• **Problem requirements**
Which lines include the word "Wind"? Copy each of them.

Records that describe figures
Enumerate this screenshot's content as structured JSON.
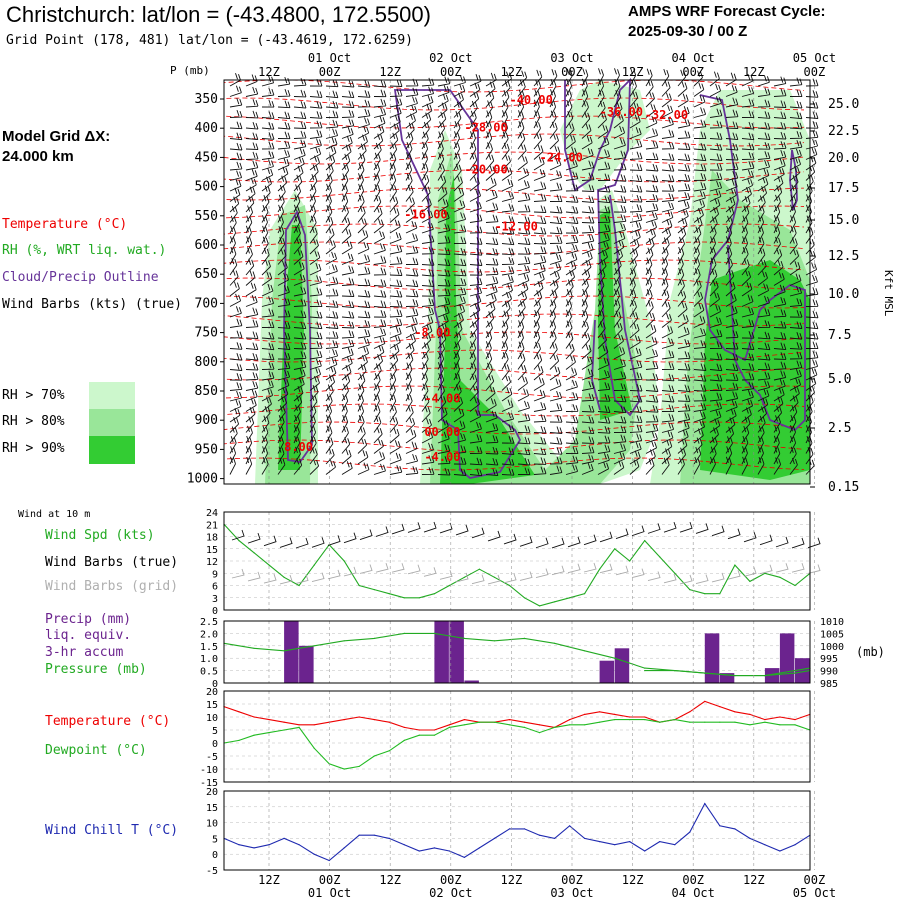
{
  "header": {
    "title": "Christchurch:  lat/lon = (-43.4800, 172.5500)",
    "grid_point": "Grid Point (178, 481) lat/lon = (-43.4619, 172.6259)",
    "cycle_line1": "AMPS WRF Forecast Cycle:",
    "cycle_line2": "2025-09-30 / 00  Z",
    "model_grid_line1": "Model Grid ΔX:",
    "model_grid_line2": " 24.000 km"
  },
  "legend": {
    "temperature": "Temperature (°C)",
    "rh": "RH (%, WRT liq. wat.)",
    "cloud": "Cloud/Precip Outline",
    "barbs": "Wind Barbs (kts) (true)",
    "rh70": "RH > 70%",
    "rh80": "RH > 80%",
    "rh90": "RH > 90%",
    "colors": {
      "temperature": "#ee0000",
      "rh70": "#ccf7cc",
      "rh80": "#99e699",
      "rh90": "#33cc33",
      "cloud": "#663399"
    }
  },
  "time_axis": {
    "top_hours": [
      "12Z",
      "00Z",
      "12Z",
      "00Z",
      "12Z",
      "00Z",
      "12Z",
      "00Z",
      "12Z",
      "00Z"
    ],
    "bottom_hours": [
      "12Z",
      "00Z",
      "12Z",
      "00Z",
      "12Z",
      "00Z",
      "12Z",
      "00Z",
      "12Z",
      "00Z"
    ],
    "date_labels": [
      {
        "label": "01 Oct",
        "hour_index": 1
      },
      {
        "label": "02 Oct",
        "hour_index": 3
      },
      {
        "label": "03 Oct",
        "hour_index": 5
      },
      {
        "label": "04 Oct",
        "hour_index": 7
      },
      {
        "label": "05 Oct",
        "hour_index": 9
      }
    ],
    "forecast_hours_span": [
      0,
      117
    ]
  },
  "chart_data": [
    {
      "type": "heatmap",
      "name": "pressure-time cross section",
      "y_axis_label": "P (mb)",
      "y_ticks": [
        "350",
        "400",
        "450",
        "500",
        "550",
        "600",
        "650",
        "700",
        "750",
        "800",
        "850",
        "900",
        "950",
        "1000"
      ],
      "y2_axis_label": "Kft MSL",
      "y2_ticks": [
        "25.0",
        "22.5",
        "20.0",
        "17.5",
        "15.0",
        "12.5",
        "10.0",
        "7.5",
        "5.0",
        "2.5",
        "0.15"
      ],
      "temperature_contour_labels": [
        "-40.00",
        "-36.00",
        "-32.00",
        "-28.00",
        "-24.00",
        "-20.00",
        "-16.00",
        "-12.00",
        "-8.00",
        "-4.00",
        "00.00",
        "-4.00",
        "8.00"
      ],
      "temperature_label_positions": [
        {
          "label": "-40.00",
          "hour": 57,
          "p": 370
        },
        {
          "label": "-36.00",
          "hour": 75,
          "p": 390
        },
        {
          "label": "-32.00",
          "hour": 84,
          "p": 395
        },
        {
          "label": "-28.00",
          "hour": 48,
          "p": 415
        },
        {
          "label": "-24.00",
          "hour": 63,
          "p": 465
        },
        {
          "label": "-20.00",
          "hour": 48,
          "p": 485
        },
        {
          "label": "-16.00",
          "hour": 36,
          "p": 560
        },
        {
          "label": "-12.00",
          "hour": 54,
          "p": 580
        },
        {
          "label": "-8.00",
          "hour": 38,
          "p": 755
        },
        {
          "label": "-4.00",
          "hour": 40,
          "p": 865
        },
        {
          "label": "00.00",
          "hour": 40,
          "p": 920
        },
        {
          "label": "-4.00",
          "hour": 40,
          "p": 962
        },
        {
          "label": "8.00",
          "hour": 12,
          "p": 945
        }
      ]
    },
    {
      "type": "line",
      "name": "Wind at 10 m",
      "title": "Wind at 10 m",
      "labels": [
        "Wind Spd (kts)",
        "Wind Barbs (true)",
        "Wind Barbs (grid)"
      ],
      "y_ticks": [
        "0",
        "3",
        "6",
        "9",
        "12",
        "15",
        "18",
        "21",
        "24"
      ],
      "ylim": [
        0,
        24
      ],
      "series": [
        {
          "name": "Wind Spd (kts)",
          "color": "#22aa22",
          "x": [
            0,
            3,
            6,
            9,
            12,
            15,
            18,
            21,
            24,
            27,
            30,
            33,
            36,
            39,
            42,
            45,
            48,
            51,
            54,
            57,
            60,
            63,
            66,
            69,
            72,
            75,
            78,
            81,
            84,
            87,
            90,
            93,
            96,
            99,
            102,
            105,
            108,
            111,
            114,
            117
          ],
          "values": [
            21,
            17,
            14,
            11,
            8,
            6,
            11,
            16,
            12,
            6,
            5,
            4,
            3,
            3,
            4,
            6,
            8,
            10,
            8,
            6,
            3,
            1,
            2,
            3,
            4,
            10,
            15,
            12,
            17,
            13,
            9,
            5,
            4,
            4,
            11,
            7,
            9,
            8,
            6,
            9
          ]
        }
      ]
    },
    {
      "type": "bar",
      "name": "Precip and Pressure",
      "labels": [
        "Precip (mm)",
        "liq. equiv.",
        "3-hr accum",
        "Pressure (mb)"
      ],
      "y_ticks": [
        "0",
        "0.5",
        "1.0",
        "1.5",
        "2.0",
        "2.5"
      ],
      "ylim": [
        0,
        2.5
      ],
      "y2_ticks": [
        "985",
        "990",
        "995",
        "1000",
        "1005",
        "1010"
      ],
      "y2lim": [
        985,
        1010
      ],
      "y2_label": "(mb)",
      "precip": {
        "color": "#6b238e",
        "x": [
          12,
          15,
          42,
          45,
          48,
          75,
          78,
          96,
          99,
          108,
          111
        ],
        "values": [
          2.5,
          1.5,
          2.5,
          2.5,
          0.1,
          0.9,
          1.4,
          2.0,
          0.4,
          0.6,
          2.0
        ],
        "extra": {
          "x": 114,
          "value": 1.0
        }
      },
      "series": [
        {
          "name": "Pressure (mb)",
          "color": "#22aa22",
          "x": [
            0,
            6,
            12,
            18,
            24,
            30,
            36,
            42,
            48,
            54,
            60,
            66,
            72,
            78,
            84,
            90,
            96,
            102,
            108,
            114,
            117
          ],
          "values": [
            1001,
            999,
            998,
            1000,
            1002,
            1003,
            1005,
            1005,
            1003,
            1002,
            1003,
            1001,
            998,
            995,
            991,
            990,
            989,
            988,
            988,
            989,
            990
          ]
        },
        {
          "name": "Pressure (mb) low",
          "color": "#22aa22",
          "x": [
            84,
            90,
            96,
            102,
            108,
            114,
            117
          ],
          "values": [
            990,
            990,
            989,
            988,
            988,
            990,
            991
          ]
        }
      ]
    },
    {
      "type": "line",
      "name": "Temperature and Dewpoint",
      "labels": [
        "Temperature (°C)",
        "Dewpoint (°C)"
      ],
      "y_ticks": [
        "-15",
        "-10",
        "-5",
        "0",
        "5",
        "10",
        "15",
        "20"
      ],
      "ylim": [
        -15,
        20
      ],
      "series": [
        {
          "name": "Temperature (°C)",
          "color": "#ee0000",
          "x": [
            0,
            3,
            6,
            9,
            12,
            15,
            18,
            21,
            24,
            27,
            30,
            33,
            36,
            39,
            42,
            45,
            48,
            51,
            54,
            57,
            60,
            63,
            66,
            69,
            72,
            75,
            78,
            81,
            84,
            87,
            90,
            93,
            96,
            99,
            102,
            105,
            108,
            111,
            114,
            117
          ],
          "values": [
            14,
            12,
            10,
            9,
            8,
            7,
            7,
            8,
            9,
            10,
            9,
            8,
            6,
            5,
            5,
            7,
            9,
            8,
            8,
            9,
            8,
            7,
            6,
            9,
            11,
            12,
            11,
            10,
            10,
            8,
            9,
            12,
            16,
            14,
            12,
            11,
            9,
            10,
            9,
            11
          ]
        },
        {
          "name": "Dewpoint (°C)",
          "color": "#22bb22",
          "x": [
            0,
            3,
            6,
            9,
            12,
            15,
            18,
            21,
            24,
            27,
            30,
            33,
            36,
            39,
            42,
            45,
            48,
            51,
            54,
            57,
            60,
            63,
            66,
            69,
            72,
            75,
            78,
            81,
            84,
            87,
            90,
            93,
            96,
            99,
            102,
            105,
            108,
            111,
            114,
            117
          ],
          "values": [
            0,
            1,
            3,
            4,
            5,
            6,
            -2,
            -8,
            -10,
            -9,
            -5,
            -3,
            1,
            3,
            3,
            6,
            7,
            8,
            8,
            7,
            6,
            4,
            6,
            7,
            7,
            8,
            9,
            9,
            9,
            8,
            9,
            8,
            8,
            8,
            8,
            7,
            8,
            7,
            7,
            5
          ]
        }
      ]
    },
    {
      "type": "line",
      "name": "Wind Chill",
      "labels": [
        "Wind Chill T (°C)"
      ],
      "y_ticks": [
        "-5",
        "0",
        "5",
        "10",
        "15",
        "20"
      ],
      "ylim": [
        -5,
        20
      ],
      "series": [
        {
          "name": "Wind Chill T (°C)",
          "color": "#1f2ab0",
          "x": [
            0,
            3,
            6,
            9,
            12,
            15,
            18,
            21,
            24,
            27,
            30,
            33,
            36,
            39,
            42,
            45,
            48,
            51,
            54,
            57,
            60,
            63,
            66,
            69,
            72,
            75,
            78,
            81,
            84,
            87,
            90,
            93,
            96,
            99,
            102,
            105,
            108,
            111,
            114,
            117
          ],
          "values": [
            5,
            3,
            2,
            3,
            5,
            3,
            0,
            -2,
            2,
            6,
            6,
            5,
            3,
            1,
            2,
            1,
            -1,
            2,
            5,
            8,
            8,
            6,
            5,
            9,
            5,
            4,
            3,
            4,
            1,
            4,
            3,
            7,
            16,
            9,
            8,
            5,
            3,
            1,
            3,
            6
          ]
        }
      ]
    }
  ]
}
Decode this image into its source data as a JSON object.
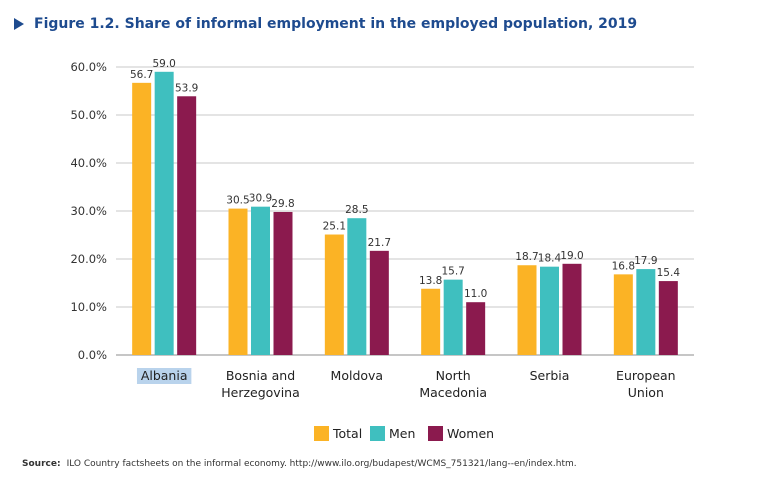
{
  "figure": {
    "title": "Figure 1.2. Share of informal employment in the employed population, 2019"
  },
  "source": {
    "label": "Source:",
    "text": "ILO Country factsheets on the informal economy. http://www.ilo.org/budapest/WCMS_751321/lang--en/index.htm."
  },
  "colors": {
    "title": "#1e4b8f",
    "total": "#fbb325",
    "men": "#3fbfbf",
    "women": "#8b1a4e",
    "highlight": "#b9d3ec",
    "grid": "#c9c9c9"
  },
  "chart_data": {
    "type": "bar",
    "title": "Figure 1.2. Share of informal employment in the employed population, 2019",
    "xlabel": "",
    "ylabel": "",
    "ylim": [
      0,
      60
    ],
    "yticks": [
      "0.0%",
      "10.0%",
      "20.0%",
      "30.0%",
      "40.0%",
      "50.0%",
      "60.0%"
    ],
    "grid": true,
    "legend": "bottom",
    "categories": [
      [
        "Albania"
      ],
      [
        "Bosnia and",
        "Herzegovina"
      ],
      [
        "Moldova"
      ],
      [
        "North",
        "Macedonia"
      ],
      [
        "Serbia"
      ],
      [
        "European",
        "Union"
      ]
    ],
    "highlighted_category": "Albania",
    "series": [
      {
        "name": "Total",
        "color": "#fbb325",
        "values": [
          56.7,
          30.5,
          25.1,
          13.8,
          18.7,
          16.8
        ],
        "labels": [
          "56.7",
          "30.5",
          "25.1",
          "13.8",
          "18.7",
          "16.8"
        ]
      },
      {
        "name": "Men",
        "color": "#3fbfbf",
        "values": [
          59.0,
          30.9,
          28.5,
          15.7,
          18.4,
          17.9
        ],
        "labels": [
          "59.0",
          "30.9",
          "28.5",
          "15.7",
          "18.4",
          "17.9"
        ]
      },
      {
        "name": "Women",
        "color": "#8b1a4e",
        "values": [
          53.9,
          29.8,
          21.7,
          11.0,
          19.0,
          15.4
        ],
        "labels": [
          "53.9",
          "29.8",
          "21.7",
          "11.0",
          "19.0",
          "15.4"
        ]
      }
    ]
  }
}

• **Result for this exercise**
    "barbs": "Wind Barbs (kts) (true)",
      "name": "Wind at 10 m",
      "title": "Wind at 10 m",
        "Wind Spd (kts)",
        "Wind Barbs (true)",
        "Wind Barbs (grid)"
          "name": "Wind Spd (kts)",
      "name": "Wind Chill",
        "Wind Chill T (°C)"
          "name": "Wind Chill T (°C)",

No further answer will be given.